Check every line of the entries that follow, and copy the ones containing "delegation".

══ DATA EXTRACT ══

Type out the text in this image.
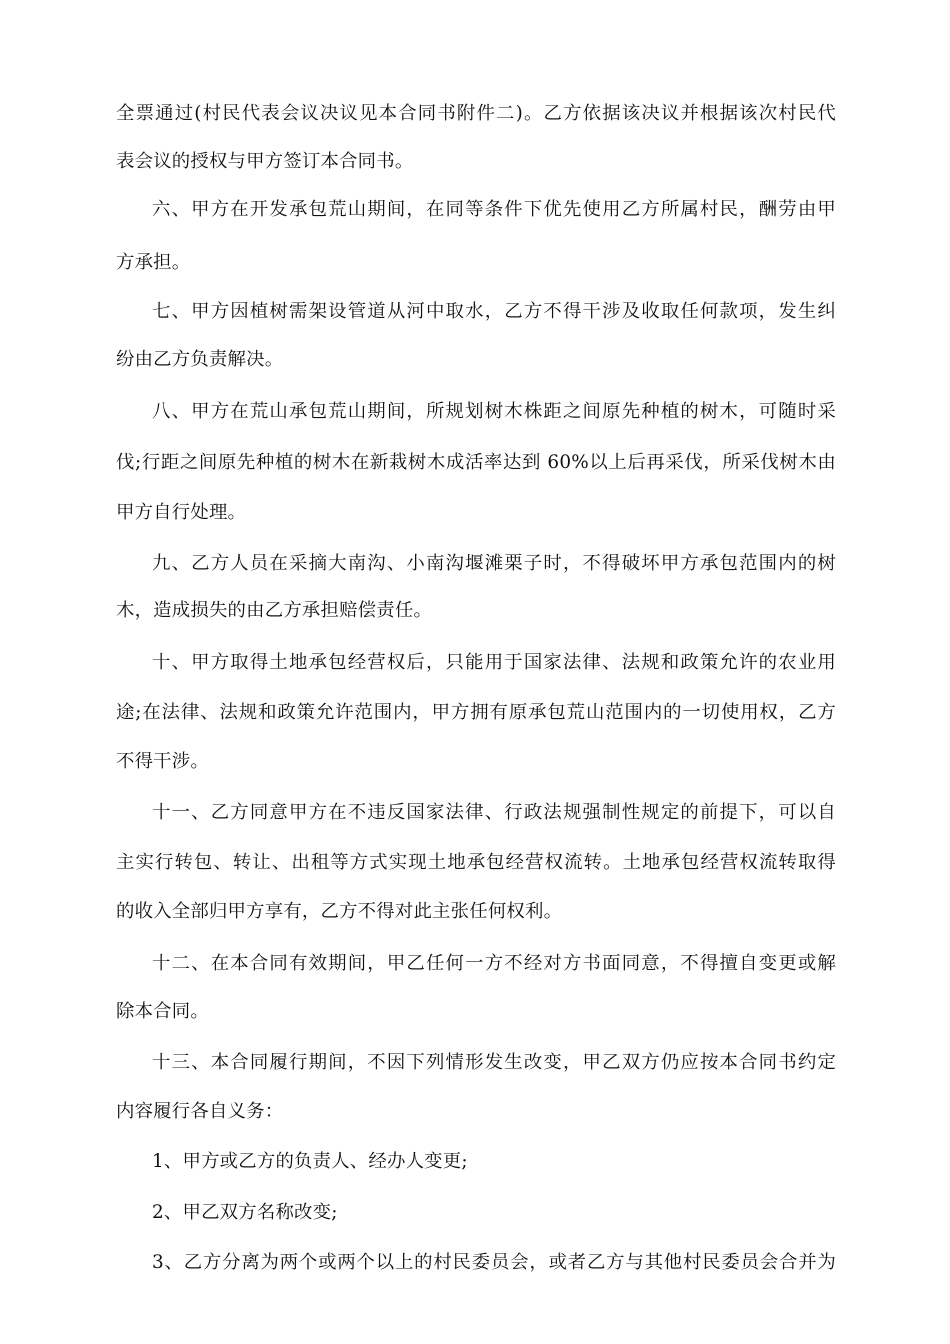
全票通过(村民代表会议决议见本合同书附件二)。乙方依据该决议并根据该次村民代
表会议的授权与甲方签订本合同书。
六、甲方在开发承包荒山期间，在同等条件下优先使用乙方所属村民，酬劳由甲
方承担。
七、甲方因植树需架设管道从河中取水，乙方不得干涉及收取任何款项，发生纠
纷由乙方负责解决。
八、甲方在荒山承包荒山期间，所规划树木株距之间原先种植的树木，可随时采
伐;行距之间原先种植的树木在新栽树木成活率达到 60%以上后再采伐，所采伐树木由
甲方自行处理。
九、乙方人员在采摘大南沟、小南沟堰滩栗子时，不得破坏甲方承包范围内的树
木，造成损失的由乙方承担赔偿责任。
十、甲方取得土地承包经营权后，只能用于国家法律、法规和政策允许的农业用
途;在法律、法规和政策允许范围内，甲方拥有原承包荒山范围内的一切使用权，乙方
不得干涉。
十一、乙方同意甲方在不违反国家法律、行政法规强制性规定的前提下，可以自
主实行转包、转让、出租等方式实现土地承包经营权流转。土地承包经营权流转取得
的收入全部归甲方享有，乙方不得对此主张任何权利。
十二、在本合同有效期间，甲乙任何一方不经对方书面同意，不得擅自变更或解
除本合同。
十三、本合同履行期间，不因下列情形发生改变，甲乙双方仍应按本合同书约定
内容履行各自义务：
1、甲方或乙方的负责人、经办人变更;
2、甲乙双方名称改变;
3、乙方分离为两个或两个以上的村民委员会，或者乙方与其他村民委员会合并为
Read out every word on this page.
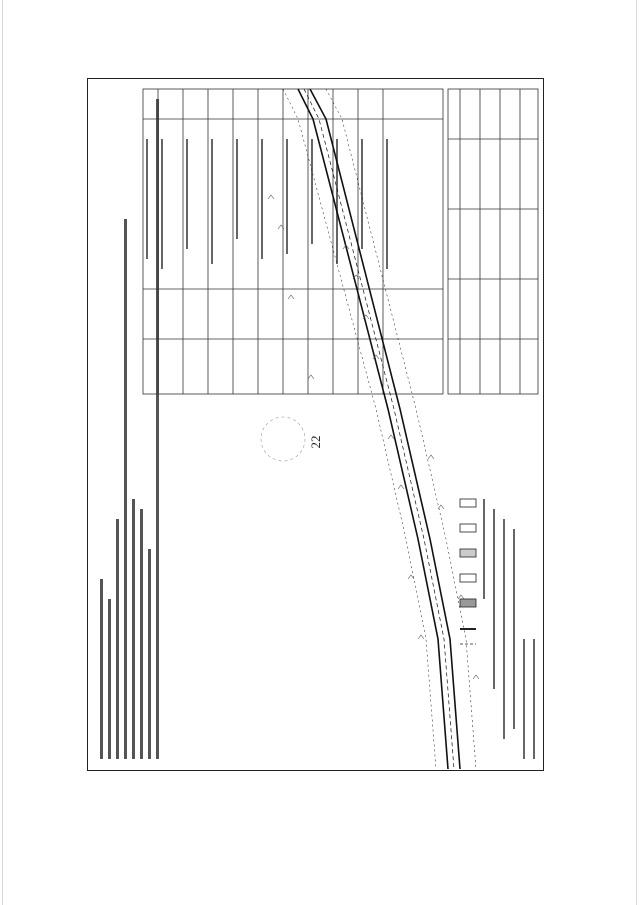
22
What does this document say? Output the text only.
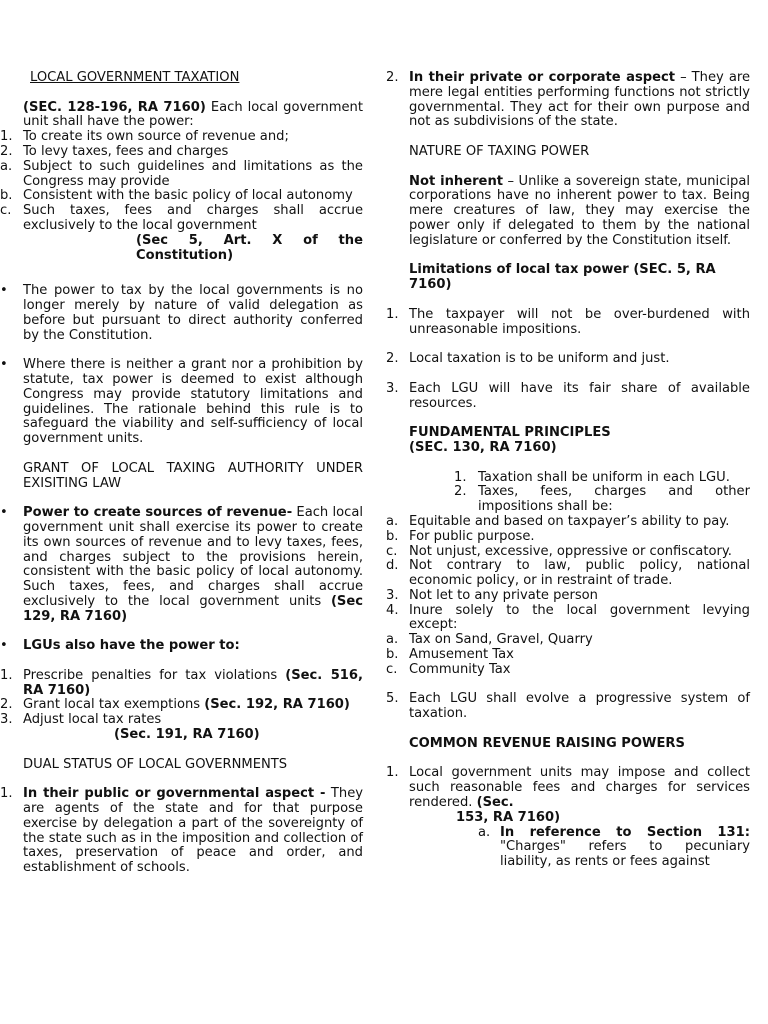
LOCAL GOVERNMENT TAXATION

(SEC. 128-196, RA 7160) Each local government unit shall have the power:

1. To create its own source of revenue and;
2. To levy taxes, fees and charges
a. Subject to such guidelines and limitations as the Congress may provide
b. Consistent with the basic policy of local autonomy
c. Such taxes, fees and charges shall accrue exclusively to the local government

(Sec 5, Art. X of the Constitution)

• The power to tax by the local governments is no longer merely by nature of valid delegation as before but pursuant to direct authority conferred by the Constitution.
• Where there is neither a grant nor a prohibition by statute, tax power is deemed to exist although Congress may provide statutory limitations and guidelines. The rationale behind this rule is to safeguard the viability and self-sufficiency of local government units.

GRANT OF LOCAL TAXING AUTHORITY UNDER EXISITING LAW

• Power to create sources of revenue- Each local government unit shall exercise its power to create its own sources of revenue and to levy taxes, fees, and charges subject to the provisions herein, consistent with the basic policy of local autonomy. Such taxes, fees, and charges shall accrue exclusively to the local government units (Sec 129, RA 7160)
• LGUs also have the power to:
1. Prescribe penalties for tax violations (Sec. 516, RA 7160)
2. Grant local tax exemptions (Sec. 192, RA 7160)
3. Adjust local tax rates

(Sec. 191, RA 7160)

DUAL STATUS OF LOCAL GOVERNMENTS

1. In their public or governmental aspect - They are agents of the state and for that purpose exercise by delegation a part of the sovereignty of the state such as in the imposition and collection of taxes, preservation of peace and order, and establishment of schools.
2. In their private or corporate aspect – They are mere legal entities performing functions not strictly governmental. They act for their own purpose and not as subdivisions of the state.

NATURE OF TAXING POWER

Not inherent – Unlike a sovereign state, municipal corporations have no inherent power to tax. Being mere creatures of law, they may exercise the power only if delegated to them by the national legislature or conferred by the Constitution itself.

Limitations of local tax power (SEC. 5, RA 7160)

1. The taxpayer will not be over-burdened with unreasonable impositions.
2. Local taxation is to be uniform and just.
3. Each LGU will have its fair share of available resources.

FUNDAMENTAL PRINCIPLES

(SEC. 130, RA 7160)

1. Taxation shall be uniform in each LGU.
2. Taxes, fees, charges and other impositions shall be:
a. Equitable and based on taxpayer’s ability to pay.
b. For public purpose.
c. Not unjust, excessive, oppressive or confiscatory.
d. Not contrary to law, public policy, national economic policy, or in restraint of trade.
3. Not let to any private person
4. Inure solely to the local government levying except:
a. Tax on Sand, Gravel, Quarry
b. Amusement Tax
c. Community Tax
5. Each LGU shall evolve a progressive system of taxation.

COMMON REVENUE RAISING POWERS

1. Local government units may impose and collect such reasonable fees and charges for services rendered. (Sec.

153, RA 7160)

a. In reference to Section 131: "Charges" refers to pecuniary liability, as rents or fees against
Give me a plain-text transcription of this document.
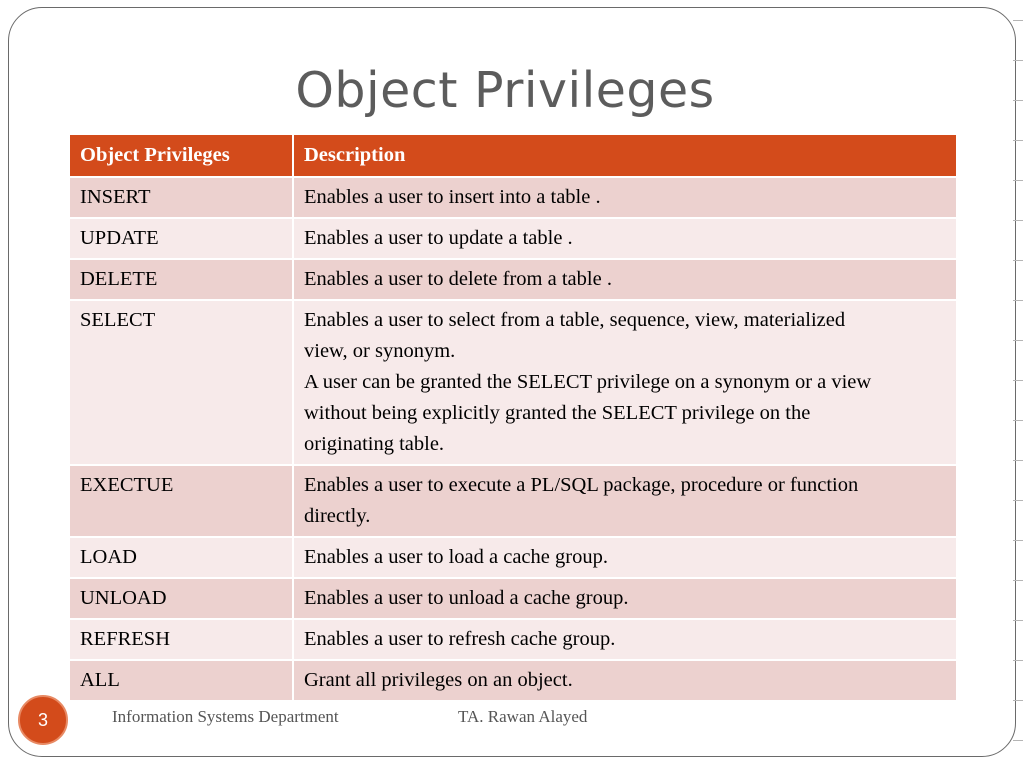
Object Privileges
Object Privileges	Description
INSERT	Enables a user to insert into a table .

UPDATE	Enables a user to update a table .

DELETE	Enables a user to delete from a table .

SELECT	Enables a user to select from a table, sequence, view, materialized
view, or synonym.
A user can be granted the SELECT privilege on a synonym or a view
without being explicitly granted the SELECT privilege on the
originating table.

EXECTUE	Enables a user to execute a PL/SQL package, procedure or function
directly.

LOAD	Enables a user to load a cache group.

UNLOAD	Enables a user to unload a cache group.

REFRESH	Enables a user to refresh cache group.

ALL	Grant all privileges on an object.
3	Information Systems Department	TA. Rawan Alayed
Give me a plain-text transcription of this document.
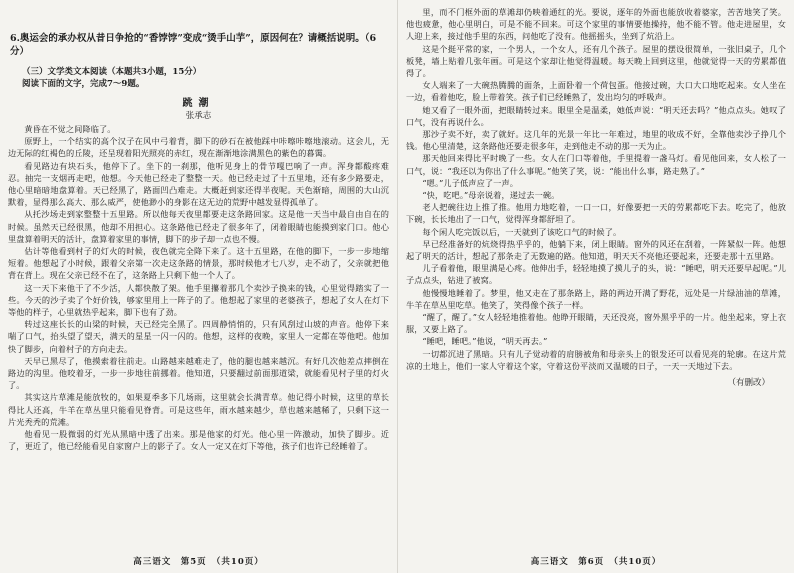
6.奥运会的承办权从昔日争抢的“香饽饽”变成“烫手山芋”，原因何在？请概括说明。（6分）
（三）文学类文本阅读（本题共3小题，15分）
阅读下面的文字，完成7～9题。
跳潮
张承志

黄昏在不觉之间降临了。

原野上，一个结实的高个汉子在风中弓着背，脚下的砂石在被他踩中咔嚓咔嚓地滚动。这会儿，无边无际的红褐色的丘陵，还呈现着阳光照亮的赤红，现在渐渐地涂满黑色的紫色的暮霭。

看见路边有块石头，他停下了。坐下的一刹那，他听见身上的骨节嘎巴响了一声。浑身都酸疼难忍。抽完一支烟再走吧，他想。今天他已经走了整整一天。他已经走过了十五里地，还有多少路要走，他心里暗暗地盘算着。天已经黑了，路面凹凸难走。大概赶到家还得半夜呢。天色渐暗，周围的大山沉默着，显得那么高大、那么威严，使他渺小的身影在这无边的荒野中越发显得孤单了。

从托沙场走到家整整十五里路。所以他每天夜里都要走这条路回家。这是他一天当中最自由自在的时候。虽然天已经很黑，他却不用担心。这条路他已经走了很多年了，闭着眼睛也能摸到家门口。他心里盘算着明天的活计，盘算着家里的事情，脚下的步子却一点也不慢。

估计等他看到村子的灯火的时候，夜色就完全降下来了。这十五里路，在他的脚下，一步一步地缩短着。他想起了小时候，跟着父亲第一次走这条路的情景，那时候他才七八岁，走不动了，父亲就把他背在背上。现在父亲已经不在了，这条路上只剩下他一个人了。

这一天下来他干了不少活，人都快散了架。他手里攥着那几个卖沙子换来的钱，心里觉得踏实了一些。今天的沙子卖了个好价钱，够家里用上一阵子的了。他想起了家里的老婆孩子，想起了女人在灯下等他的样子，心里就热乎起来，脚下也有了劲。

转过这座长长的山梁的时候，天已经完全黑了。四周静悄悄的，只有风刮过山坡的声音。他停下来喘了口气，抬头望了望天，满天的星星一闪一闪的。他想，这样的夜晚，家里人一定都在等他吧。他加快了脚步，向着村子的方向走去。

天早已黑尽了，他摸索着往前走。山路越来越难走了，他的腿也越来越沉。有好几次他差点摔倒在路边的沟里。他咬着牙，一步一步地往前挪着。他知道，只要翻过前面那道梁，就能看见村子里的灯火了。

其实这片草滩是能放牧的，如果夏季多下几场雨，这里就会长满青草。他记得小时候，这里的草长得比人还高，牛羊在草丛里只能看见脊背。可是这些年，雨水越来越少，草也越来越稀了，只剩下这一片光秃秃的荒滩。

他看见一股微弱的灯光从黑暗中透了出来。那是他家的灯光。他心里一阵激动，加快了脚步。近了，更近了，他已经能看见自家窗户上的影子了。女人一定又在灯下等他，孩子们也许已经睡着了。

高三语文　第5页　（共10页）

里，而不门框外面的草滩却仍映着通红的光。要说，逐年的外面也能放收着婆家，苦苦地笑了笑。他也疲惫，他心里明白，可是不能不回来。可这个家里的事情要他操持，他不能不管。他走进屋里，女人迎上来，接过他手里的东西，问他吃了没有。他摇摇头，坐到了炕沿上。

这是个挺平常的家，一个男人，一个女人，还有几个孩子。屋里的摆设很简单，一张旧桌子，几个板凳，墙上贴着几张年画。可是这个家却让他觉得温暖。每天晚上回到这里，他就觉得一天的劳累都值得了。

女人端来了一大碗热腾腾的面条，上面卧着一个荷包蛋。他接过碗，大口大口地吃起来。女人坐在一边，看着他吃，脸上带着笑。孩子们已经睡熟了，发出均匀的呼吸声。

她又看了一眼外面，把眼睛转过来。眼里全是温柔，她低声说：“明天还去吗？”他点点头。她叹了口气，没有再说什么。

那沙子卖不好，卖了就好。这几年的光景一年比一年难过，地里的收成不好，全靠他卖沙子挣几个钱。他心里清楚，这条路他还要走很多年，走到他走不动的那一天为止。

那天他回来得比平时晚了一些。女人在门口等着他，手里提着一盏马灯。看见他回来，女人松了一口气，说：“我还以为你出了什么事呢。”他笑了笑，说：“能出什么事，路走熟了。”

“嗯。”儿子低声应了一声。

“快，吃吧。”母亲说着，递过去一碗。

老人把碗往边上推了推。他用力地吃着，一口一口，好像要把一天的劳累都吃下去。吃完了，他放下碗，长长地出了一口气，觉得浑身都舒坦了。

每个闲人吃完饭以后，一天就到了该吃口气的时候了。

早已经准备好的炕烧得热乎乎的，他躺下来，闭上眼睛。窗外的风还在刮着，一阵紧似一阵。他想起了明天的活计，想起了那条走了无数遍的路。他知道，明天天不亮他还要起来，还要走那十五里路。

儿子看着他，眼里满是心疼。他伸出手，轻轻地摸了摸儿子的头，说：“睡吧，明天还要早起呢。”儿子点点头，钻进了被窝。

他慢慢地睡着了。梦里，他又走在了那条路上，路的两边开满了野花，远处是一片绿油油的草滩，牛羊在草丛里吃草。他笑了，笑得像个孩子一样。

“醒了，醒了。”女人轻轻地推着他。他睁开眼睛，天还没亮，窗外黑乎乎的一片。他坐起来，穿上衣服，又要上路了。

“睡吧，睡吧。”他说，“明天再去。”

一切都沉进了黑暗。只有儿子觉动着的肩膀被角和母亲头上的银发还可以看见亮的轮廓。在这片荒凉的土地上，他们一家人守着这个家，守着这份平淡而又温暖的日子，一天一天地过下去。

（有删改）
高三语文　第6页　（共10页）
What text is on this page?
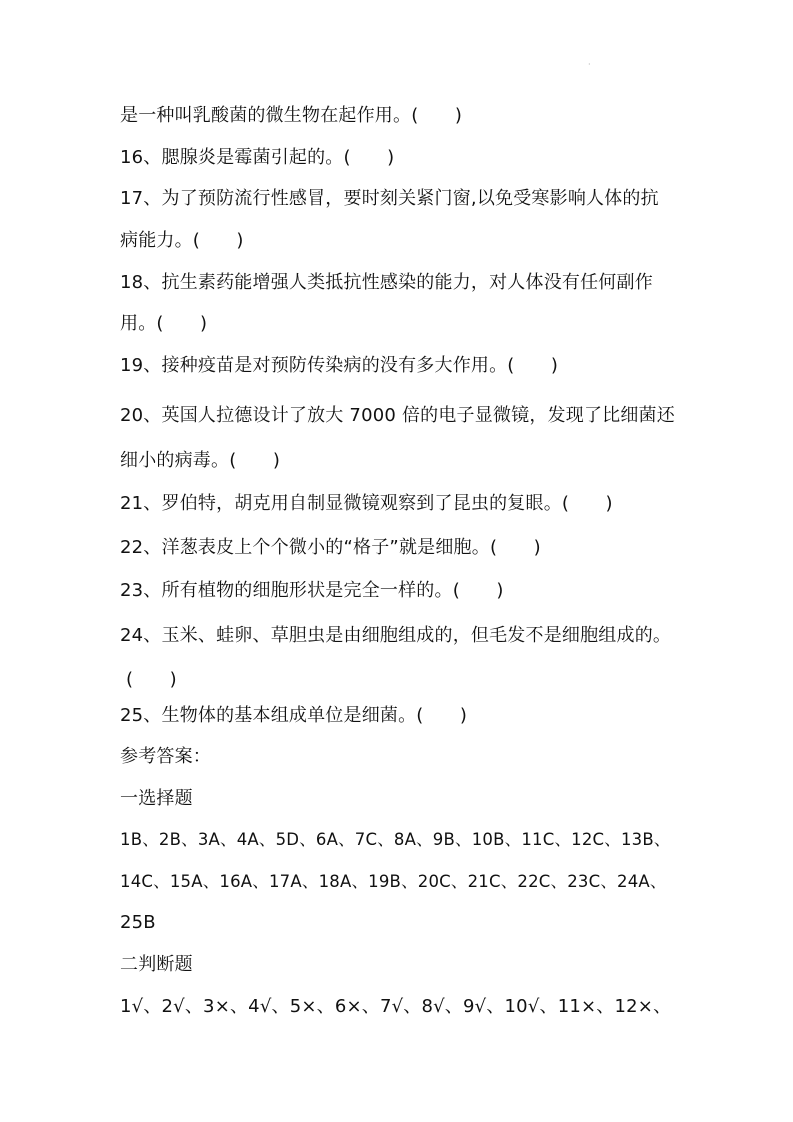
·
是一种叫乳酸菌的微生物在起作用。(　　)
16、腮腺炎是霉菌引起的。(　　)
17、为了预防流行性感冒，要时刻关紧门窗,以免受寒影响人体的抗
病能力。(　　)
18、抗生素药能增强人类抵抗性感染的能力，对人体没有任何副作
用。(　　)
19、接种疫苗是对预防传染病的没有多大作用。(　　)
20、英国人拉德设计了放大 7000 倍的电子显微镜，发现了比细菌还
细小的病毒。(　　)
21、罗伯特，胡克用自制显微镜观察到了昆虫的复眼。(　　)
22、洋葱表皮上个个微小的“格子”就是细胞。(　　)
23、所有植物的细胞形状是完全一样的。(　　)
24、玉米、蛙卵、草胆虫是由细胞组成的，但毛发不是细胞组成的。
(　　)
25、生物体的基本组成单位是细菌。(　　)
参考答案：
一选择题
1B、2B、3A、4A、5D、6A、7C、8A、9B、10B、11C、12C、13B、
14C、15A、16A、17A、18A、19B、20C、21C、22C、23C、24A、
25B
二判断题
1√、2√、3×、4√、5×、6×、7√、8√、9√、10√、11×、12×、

═══

▸ **SOLUTION TO THE EXERCISE**:
• The power to tax by the local governments is no longer merely by nature of valid delegation as before but pursuant to direct authority conferred by the Constitution.
1. In their public or governmental aspect - They are agents of the state and for that purpose exercise by delegation a part of the sovereignty of the state such as in the imposition and collection of taxes, preservation of peace and order, and establishment of schools.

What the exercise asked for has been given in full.